Extracted records
***

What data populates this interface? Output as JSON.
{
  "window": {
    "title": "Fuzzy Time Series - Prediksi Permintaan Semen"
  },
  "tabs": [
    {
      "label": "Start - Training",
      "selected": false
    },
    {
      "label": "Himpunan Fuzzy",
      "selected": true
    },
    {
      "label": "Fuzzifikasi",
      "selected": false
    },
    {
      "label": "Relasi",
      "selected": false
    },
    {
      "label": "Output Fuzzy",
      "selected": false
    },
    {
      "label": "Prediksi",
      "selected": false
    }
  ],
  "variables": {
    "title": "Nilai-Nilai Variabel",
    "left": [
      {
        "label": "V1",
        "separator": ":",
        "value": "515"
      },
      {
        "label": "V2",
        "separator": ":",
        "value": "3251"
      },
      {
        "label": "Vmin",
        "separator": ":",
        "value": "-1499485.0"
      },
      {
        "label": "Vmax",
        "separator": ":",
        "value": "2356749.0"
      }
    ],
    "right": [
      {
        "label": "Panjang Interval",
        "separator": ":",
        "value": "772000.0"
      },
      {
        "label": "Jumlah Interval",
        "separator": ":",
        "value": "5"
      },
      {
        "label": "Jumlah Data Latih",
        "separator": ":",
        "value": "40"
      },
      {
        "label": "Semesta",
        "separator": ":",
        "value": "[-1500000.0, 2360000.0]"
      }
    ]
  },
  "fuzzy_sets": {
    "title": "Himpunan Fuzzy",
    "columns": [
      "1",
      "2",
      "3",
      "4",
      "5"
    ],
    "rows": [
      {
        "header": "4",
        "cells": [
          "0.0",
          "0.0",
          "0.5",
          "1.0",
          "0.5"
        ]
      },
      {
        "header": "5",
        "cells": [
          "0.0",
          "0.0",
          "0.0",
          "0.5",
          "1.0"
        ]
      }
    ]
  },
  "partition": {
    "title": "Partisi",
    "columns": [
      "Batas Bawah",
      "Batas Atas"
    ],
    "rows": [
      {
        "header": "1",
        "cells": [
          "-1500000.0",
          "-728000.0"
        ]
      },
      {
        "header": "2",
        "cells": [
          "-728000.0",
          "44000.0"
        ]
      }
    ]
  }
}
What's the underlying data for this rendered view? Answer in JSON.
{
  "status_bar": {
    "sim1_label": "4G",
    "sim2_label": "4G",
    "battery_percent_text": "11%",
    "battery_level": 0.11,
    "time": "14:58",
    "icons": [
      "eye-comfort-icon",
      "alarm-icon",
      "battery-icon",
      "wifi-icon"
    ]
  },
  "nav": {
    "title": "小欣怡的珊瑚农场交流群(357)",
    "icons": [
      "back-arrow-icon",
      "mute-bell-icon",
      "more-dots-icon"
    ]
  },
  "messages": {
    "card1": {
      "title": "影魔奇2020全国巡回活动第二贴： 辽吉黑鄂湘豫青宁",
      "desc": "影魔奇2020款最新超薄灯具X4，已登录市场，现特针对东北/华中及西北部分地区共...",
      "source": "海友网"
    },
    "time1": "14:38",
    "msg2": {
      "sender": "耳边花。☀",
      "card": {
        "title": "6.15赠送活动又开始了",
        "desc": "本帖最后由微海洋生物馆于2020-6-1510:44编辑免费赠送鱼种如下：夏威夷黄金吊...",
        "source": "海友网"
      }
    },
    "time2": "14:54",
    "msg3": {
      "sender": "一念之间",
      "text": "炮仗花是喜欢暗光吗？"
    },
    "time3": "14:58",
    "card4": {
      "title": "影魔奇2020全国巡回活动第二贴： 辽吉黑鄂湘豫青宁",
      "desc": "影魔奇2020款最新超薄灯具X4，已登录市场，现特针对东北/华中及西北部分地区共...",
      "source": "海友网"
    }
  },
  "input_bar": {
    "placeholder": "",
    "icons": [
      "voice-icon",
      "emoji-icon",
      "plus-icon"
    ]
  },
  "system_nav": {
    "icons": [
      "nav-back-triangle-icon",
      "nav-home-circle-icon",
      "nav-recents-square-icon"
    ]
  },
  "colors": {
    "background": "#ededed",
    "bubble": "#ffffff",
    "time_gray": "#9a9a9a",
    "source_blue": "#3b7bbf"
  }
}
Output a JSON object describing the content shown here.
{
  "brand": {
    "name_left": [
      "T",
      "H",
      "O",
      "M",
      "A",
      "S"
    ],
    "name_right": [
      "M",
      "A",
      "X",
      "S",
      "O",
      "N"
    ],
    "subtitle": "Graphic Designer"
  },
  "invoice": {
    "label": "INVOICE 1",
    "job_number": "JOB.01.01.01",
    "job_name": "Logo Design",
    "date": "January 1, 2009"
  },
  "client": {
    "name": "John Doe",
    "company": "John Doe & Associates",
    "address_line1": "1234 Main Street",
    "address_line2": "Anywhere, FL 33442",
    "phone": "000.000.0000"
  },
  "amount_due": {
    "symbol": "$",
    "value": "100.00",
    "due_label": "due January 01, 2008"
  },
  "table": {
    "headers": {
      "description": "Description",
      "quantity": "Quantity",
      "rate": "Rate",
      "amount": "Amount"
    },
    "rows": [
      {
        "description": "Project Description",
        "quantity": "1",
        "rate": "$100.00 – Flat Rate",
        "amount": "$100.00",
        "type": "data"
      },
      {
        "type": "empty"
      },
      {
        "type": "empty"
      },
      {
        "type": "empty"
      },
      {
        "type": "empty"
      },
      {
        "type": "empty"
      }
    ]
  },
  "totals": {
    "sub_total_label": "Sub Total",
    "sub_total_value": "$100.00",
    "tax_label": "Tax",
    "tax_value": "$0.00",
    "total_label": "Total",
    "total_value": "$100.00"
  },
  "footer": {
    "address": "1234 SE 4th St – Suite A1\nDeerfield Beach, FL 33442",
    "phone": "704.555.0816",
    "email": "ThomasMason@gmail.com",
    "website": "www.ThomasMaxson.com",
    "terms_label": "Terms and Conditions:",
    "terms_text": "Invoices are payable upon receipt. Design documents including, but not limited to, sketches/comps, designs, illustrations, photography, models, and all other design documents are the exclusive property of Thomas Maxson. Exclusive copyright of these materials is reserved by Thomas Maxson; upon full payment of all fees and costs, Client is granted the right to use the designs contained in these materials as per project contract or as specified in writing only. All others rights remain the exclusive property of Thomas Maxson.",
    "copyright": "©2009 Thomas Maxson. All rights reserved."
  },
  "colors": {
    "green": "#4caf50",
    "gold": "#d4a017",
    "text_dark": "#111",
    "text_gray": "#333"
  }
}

***

INSTRUCTIONS FOR THE TASK: Each entry above is to be printed again exactly.

SOLUTION TO THE PROBLEM:
What data populates this interface? Output as JSON.
{
  "window": {
    "title": "Fuzzy Time Series - Prediksi Permintaan Semen"
  },
  "tabs": [
    {
      "label": "Start - Training",
      "selected": false
    },
    {
      "label": "Himpunan Fuzzy",
      "selected": true
    },
    {
      "label": "Fuzzifikasi",
      "selected": false
    },
    {
      "label": "Relasi",
      "selected": false
    },
    {
      "label": "Output Fuzzy",
      "selected": false
    },
    {
      "label": "Prediksi",
      "selected": false
    }
  ],
  "variables": {
    "title": "Nilai-Nilai Variabel",
    "left": [
      {
        "label": "V1",
        "separator": ":",
        "value": "515"
      },
      {
        "label": "V2",
        "separator": ":",
        "value": "3251"
      },
      {
        "label": "Vmin",
        "separator": ":",
        "value": "-1499485.0"
      },
      {
        "label": "Vmax",
        "separator": ":",
        "value": "2356749.0"
      }
    ],
    "right": [
      {
        "label": "Panjang Interval",
        "separator": ":",
        "value": "772000.0"
      },
      {
        "label": "Jumlah Interval",
        "separator": ":",
        "value": "5"
      },
      {
        "label": "Jumlah Data Latih",
        "separator": ":",
        "value": "40"
      },
      {
        "label": "Semesta",
        "separator": ":",
        "value": "[-1500000.0, 2360000.0]"
      }
    ]
  },
  "fuzzy_sets": {
    "title": "Himpunan Fuzzy",
    "columns": [
      "1",
      "2",
      "3",
      "4",
      "5"
    ],
    "rows": [
      {
        "header": "4",
        "cells": [
          "0.0",
          "0.0",
          "0.5",
          "1.0",
          "0.5"
        ]
      },
      {
        "header": "5",
        "cells": [
          "0.0",
          "0.0",
          "0.0",
          "0.5",
          "1.0"
        ]
      }
    ]
  },
  "partition": {
    "title": "Partisi",
    "columns": [
      "Batas Bawah",
      "Batas Atas"
    ],
    "rows": [
      {
        "header": "1",
        "cells": [
          "-1500000.0",
          "-728000.0"
        ]
      },
      {
        "header": "2",
        "cells": [
          "-728000.0",
          "44000.0"
        ]
      }
    ]
  }
}
What's the underlying data for this rendered view? Answer in JSON.
{
  "status_bar": {
    "sim1_label": "4G",
    "sim2_label": "4G",
    "battery_percent_text": "11%",
    "battery_level": 0.11,
    "time": "14:58",
    "icons": [
      "eye-comfort-icon",
      "alarm-icon",
      "battery-icon",
      "wifi-icon"
    ]
  },
  "nav": {
    "title": "小欣怡的珊瑚农场交流群(357)",
    "icons": [
      "back-arrow-icon",
      "mute-bell-icon",
      "more-dots-icon"
    ]
  },
  "messages": {
    "card1": {
      "title": "影魔奇2020全国巡回活动第二贴： 辽吉黑鄂湘豫青宁",
      "desc": "影魔奇2020款最新超薄灯具X4，已登录市场，现特针对东北/华中及西北部分地区共...",
      "source": "海友网"
    },
    "time1": "14:38",
    "msg2": {
      "sender": "耳边花。☀",
      "card": {
        "title": "6.15赠送活动又开始了",
        "desc": "本帖最后由微海洋生物馆于2020-6-1510:44编辑免费赠送鱼种如下：夏威夷黄金吊...",
        "source": "海友网"
      }
    },
    "time2": "14:54",
    "msg3": {
      "sender": "一念之间",
      "text": "炮仗花是喜欢暗光吗？"
    },
    "time3": "14:58",
    "card4": {
      "title": "影魔奇2020全国巡回活动第二贴： 辽吉黑鄂湘豫青宁",
      "desc": "影魔奇2020款最新超薄灯具X4，已登录市场，现特针对东北/华中及西北部分地区共...",
      "source": "海友网"
    }
  },
  "input_bar": {
    "placeholder": "",
    "icons": [
      "voice-icon",
      "emoji-icon",
      "plus-icon"
    ]
  },
  "system_nav": {
    "icons": [
      "nav-back-triangle-icon",
      "nav-home-circle-icon",
      "nav-recents-square-icon"
    ]
  },
  "colors": {
    "background": "#ededed",
    "bubble": "#ffffff",
    "time_gray": "#9a9a9a",
    "source_blue": "#3b7bbf"
  }
}
Output a JSON object describing the content shown here.
{
  "brand": {
    "name_left": [
      "T",
      "H",
      "O",
      "M",
      "A",
      "S"
    ],
    "name_right": [
      "M",
      "A",
      "X",
      "S",
      "O",
      "N"
    ],
    "subtitle": "Graphic Designer"
  },
  "invoice": {
    "label": "INVOICE 1",
    "job_number": "JOB.01.01.01",
    "job_name": "Logo Design",
    "date": "January 1, 2009"
  },
  "client": {
    "name": "John Doe",
    "company": "John Doe & Associates",
    "address_line1": "1234 Main Street",
    "address_line2": "Anywhere, FL 33442",
    "phone": "000.000.0000"
  },
  "amount_due": {
    "symbol": "$",
    "value": "100.00",
    "due_label": "due January 01, 2008"
  },
  "table": {
    "headers": {
      "description": "Description",
      "quantity": "Quantity",
      "rate": "Rate",
      "amount": "Amount"
    },
    "rows": [
      {
        "description": "Project Description",
        "quantity": "1",
        "rate": "$100.00 – Flat Rate",
        "amount": "$100.00",
        "type": "data"
      },
      {
        "type": "empty"
      },
      {
        "type": "empty"
      },
      {
        "type": "empty"
      },
      {
        "type": "empty"
      },
      {
        "type": "empty"
      }
    ]
  },
  "totals": {
    "sub_total_label": "Sub Total",
    "sub_total_value": "$100.00",
    "tax_label": "Tax",
    "tax_value": "$0.00",
    "total_label": "Total",
    "total_value": "$100.00"
  },
  "footer": {
    "address": "1234 SE 4th St – Suite A1\nDeerfield Beach, FL 33442",
    "phone": "704.555.0816",
    "email": "ThomasMason@gmail.com",
    "website": "www.ThomasMaxson.com",
    "terms_label": "Terms and Conditions:",
    "terms_text": "Invoices are payable upon receipt. Design documents including, but not limited to, sketches/comps, designs, illustrations, photography, models, and all other design documents are the exclusive property of Thomas Maxson. Exclusive copyright of these materials is reserved by Thomas Maxson; upon full payment of all fees and costs, Client is granted the right to use the designs contained in these materials as per project contract or as specified in writing only. All others rights remain the exclusive property of Thomas Maxson.",
    "copyright": "©2009 Thomas Maxson. All rights reserved."
  },
  "colors": {
    "green": "#4caf50",
    "gold": "#d4a017",
    "text_dark": "#111",
    "text_gray": "#333"
  }
}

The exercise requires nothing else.